» **Written exercise**
Copy out each line of the data holding "minmax".

» **Data records**
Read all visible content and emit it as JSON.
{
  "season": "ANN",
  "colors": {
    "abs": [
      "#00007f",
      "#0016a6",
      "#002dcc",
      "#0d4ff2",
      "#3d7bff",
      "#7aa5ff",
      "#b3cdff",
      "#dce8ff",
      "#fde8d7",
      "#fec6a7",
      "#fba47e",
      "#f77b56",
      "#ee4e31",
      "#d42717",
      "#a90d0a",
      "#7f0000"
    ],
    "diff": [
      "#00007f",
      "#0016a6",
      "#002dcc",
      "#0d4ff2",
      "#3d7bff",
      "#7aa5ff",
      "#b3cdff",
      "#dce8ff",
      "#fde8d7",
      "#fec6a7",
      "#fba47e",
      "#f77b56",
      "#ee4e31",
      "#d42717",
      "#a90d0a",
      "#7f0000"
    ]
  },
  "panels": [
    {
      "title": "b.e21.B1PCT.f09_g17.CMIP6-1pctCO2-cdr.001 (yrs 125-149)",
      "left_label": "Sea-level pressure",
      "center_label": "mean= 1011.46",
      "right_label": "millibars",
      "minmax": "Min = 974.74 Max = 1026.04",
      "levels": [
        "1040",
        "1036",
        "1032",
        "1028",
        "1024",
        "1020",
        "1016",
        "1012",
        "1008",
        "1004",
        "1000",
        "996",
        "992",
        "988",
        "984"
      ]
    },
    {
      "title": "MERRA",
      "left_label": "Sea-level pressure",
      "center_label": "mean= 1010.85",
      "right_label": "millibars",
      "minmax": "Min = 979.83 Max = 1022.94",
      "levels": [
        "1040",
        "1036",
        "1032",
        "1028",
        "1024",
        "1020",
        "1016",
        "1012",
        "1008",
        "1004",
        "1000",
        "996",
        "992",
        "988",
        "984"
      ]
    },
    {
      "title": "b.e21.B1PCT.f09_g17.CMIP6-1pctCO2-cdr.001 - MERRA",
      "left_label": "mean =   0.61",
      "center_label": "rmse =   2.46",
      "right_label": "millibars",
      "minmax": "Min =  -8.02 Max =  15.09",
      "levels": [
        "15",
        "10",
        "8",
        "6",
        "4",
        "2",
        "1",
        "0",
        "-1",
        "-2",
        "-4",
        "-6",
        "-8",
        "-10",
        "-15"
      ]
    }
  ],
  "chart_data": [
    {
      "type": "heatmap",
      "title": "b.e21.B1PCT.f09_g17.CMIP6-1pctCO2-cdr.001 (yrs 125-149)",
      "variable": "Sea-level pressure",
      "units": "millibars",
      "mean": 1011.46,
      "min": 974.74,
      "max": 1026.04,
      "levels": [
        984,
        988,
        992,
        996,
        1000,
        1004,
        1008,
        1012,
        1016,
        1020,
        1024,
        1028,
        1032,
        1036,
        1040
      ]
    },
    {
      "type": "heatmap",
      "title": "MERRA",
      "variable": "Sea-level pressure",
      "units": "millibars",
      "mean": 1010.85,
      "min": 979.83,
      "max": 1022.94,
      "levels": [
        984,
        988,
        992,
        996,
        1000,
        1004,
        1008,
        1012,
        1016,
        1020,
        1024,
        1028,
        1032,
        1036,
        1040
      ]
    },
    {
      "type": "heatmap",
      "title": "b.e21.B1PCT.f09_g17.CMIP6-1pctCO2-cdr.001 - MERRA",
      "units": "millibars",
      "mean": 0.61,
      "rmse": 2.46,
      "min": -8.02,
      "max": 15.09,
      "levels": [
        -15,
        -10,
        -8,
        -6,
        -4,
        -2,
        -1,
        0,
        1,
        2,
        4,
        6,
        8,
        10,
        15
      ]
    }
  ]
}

» **Completed task**
      "minmax": "Min = 974.74 Max = 1026.04",
      "minmax": "Min = 979.83 Max = 1022.94",
      "minmax": "Min =  -8.02 Max =  15.09",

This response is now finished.